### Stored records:

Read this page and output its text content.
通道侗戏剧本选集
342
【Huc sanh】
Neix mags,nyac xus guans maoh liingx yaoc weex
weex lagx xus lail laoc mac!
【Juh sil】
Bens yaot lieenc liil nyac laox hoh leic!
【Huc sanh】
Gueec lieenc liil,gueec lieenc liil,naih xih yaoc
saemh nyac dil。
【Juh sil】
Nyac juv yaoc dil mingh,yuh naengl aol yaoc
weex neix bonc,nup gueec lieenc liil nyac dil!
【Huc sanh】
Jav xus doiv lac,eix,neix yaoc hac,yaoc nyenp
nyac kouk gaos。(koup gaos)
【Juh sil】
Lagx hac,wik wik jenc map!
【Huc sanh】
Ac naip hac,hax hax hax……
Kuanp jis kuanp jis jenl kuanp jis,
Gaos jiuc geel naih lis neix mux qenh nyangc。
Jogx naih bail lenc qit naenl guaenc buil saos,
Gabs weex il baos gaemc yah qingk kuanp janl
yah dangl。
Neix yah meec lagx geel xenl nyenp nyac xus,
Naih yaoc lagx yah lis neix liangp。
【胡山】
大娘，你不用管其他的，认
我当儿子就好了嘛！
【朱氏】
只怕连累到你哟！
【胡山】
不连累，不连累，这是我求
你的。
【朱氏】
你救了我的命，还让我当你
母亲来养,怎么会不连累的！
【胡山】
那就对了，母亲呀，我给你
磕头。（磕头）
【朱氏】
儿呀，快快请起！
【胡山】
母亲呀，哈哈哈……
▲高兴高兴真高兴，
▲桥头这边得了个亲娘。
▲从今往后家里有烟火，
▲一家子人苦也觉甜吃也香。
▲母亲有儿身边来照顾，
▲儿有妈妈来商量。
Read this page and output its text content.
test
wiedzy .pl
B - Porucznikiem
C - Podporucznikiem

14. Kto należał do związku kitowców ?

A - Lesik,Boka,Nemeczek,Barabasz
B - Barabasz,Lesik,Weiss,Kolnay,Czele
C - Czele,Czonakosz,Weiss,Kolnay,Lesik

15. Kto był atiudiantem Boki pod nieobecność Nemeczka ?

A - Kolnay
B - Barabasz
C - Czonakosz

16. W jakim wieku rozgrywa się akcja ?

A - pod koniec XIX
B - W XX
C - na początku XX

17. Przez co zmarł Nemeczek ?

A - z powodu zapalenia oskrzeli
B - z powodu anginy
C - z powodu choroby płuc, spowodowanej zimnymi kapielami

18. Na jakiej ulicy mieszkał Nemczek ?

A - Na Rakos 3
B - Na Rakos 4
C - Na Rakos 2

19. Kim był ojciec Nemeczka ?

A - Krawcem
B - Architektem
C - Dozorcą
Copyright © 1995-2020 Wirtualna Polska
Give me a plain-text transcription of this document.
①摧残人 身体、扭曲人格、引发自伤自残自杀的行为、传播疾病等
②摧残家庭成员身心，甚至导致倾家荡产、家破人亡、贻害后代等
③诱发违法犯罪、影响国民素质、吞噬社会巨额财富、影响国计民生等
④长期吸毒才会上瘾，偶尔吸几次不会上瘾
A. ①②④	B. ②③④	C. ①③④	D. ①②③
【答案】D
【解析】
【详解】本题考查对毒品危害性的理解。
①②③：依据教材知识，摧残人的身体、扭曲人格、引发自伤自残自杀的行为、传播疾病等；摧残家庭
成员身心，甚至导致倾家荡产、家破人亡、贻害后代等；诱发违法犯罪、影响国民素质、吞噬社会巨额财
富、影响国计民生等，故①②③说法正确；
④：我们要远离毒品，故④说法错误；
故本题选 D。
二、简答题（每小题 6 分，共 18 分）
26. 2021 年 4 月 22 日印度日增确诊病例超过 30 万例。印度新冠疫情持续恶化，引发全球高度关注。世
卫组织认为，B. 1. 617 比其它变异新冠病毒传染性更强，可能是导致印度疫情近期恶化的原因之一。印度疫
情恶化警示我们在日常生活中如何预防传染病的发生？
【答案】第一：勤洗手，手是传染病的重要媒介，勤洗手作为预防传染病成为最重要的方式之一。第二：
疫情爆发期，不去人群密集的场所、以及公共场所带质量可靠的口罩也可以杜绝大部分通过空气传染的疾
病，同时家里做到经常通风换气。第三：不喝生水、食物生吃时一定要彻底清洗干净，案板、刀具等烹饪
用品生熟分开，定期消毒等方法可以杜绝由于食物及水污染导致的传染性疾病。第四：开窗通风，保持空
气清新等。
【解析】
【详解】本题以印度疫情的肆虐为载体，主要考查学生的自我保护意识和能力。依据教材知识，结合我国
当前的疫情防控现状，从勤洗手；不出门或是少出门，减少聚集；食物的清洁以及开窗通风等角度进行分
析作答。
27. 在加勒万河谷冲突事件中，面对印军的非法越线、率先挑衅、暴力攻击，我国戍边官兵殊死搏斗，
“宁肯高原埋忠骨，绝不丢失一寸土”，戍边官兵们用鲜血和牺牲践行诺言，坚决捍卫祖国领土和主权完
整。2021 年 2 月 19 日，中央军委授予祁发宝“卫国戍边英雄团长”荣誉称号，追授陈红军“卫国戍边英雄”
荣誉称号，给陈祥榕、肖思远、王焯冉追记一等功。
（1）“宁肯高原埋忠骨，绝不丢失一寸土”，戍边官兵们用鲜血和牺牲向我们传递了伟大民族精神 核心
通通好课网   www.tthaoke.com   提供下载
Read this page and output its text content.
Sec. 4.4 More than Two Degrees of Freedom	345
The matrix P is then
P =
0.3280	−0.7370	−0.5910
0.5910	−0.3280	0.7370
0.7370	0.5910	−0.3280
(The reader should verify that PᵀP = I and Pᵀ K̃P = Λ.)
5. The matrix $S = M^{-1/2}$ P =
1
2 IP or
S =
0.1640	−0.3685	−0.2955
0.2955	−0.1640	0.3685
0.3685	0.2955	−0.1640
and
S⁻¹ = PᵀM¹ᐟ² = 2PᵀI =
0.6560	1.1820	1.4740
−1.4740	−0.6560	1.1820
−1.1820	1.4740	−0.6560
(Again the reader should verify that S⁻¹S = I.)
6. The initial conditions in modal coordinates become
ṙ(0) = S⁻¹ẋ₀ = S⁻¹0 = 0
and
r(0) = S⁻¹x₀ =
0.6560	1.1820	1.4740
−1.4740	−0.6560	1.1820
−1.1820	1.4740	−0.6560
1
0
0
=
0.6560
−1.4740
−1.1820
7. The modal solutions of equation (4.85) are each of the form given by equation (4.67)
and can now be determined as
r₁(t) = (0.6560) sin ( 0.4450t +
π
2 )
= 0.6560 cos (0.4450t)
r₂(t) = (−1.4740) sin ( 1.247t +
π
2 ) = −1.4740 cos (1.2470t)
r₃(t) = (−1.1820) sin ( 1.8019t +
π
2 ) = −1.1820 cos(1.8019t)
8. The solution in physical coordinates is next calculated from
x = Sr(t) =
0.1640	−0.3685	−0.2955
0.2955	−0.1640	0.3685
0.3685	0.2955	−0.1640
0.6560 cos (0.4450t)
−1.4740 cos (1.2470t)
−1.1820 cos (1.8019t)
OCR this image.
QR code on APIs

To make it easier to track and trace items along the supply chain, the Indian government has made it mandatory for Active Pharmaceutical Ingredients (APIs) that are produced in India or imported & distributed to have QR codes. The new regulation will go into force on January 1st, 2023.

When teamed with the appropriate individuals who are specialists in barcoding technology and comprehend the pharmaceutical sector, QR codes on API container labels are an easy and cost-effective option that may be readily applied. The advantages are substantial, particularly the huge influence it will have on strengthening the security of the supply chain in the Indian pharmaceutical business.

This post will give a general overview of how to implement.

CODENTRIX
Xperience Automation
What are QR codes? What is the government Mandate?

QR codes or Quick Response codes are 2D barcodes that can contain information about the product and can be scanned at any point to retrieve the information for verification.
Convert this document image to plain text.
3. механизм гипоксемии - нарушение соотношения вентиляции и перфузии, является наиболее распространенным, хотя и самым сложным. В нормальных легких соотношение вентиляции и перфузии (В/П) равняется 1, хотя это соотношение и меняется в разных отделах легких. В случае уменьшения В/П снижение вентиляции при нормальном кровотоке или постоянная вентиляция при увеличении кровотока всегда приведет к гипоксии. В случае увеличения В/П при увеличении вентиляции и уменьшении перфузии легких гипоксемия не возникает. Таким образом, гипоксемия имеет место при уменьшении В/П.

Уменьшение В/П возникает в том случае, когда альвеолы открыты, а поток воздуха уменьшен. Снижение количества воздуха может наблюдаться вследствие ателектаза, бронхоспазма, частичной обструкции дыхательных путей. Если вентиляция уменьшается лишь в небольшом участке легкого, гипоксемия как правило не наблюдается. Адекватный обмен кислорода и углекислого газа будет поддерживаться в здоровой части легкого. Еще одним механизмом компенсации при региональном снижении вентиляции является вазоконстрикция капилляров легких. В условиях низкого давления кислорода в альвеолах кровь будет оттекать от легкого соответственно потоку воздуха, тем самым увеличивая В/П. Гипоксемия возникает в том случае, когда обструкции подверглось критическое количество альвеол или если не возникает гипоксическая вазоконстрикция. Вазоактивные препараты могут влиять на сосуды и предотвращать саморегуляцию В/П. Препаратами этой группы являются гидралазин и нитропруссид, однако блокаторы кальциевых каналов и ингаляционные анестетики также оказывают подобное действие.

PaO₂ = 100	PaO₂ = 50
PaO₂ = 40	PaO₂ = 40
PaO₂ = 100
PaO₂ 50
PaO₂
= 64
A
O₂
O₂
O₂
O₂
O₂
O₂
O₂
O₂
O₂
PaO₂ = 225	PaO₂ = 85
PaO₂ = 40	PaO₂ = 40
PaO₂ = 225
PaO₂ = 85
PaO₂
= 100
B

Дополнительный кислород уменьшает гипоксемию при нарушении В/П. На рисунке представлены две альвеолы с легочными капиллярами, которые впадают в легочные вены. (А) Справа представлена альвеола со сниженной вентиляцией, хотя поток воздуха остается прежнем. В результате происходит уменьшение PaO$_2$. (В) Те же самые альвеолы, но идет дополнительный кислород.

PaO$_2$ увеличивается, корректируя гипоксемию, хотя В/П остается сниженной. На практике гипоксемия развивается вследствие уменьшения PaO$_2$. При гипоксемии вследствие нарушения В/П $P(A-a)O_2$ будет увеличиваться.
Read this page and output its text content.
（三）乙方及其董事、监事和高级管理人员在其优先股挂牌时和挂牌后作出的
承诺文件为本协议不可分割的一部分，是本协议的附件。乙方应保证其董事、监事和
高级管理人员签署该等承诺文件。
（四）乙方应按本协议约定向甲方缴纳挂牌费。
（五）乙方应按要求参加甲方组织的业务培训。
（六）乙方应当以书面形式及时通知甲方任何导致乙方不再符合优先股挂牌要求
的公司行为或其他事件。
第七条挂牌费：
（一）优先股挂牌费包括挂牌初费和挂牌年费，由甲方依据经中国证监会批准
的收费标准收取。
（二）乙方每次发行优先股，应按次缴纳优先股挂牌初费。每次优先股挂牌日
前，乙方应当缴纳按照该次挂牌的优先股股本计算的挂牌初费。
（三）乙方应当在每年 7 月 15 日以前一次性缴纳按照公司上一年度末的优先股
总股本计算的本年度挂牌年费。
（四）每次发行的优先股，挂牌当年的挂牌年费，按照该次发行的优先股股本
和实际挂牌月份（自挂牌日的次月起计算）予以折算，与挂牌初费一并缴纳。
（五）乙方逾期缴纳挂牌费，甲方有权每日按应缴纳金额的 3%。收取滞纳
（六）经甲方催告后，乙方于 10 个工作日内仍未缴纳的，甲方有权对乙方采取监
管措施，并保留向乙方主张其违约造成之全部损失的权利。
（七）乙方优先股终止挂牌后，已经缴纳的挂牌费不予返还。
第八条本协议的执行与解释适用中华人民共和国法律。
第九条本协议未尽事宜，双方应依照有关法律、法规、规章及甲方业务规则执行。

### STATED PROBLEM:
Where a line contains "supply", copy that line.

### WORKED SOLUTION:
To make it easier to track and trace items along the supply chain, the Indian government has made it mandatory for Active Pharmaceutical Ingredients (APIs) that are produced in India or imported & distributed to have QR codes. The new regulation will go into force on January 1st, 2023.
When teamed with the appropriate individuals who are specialists in barcoding technology and comprehend the pharmaceutical sector, QR codes on API container labels are an easy and cost-effective option that may be readily applied. The advantages are substantial, particularly the huge influence it will have on strengthening the security of the supply chain in the Indian pharmaceutical business.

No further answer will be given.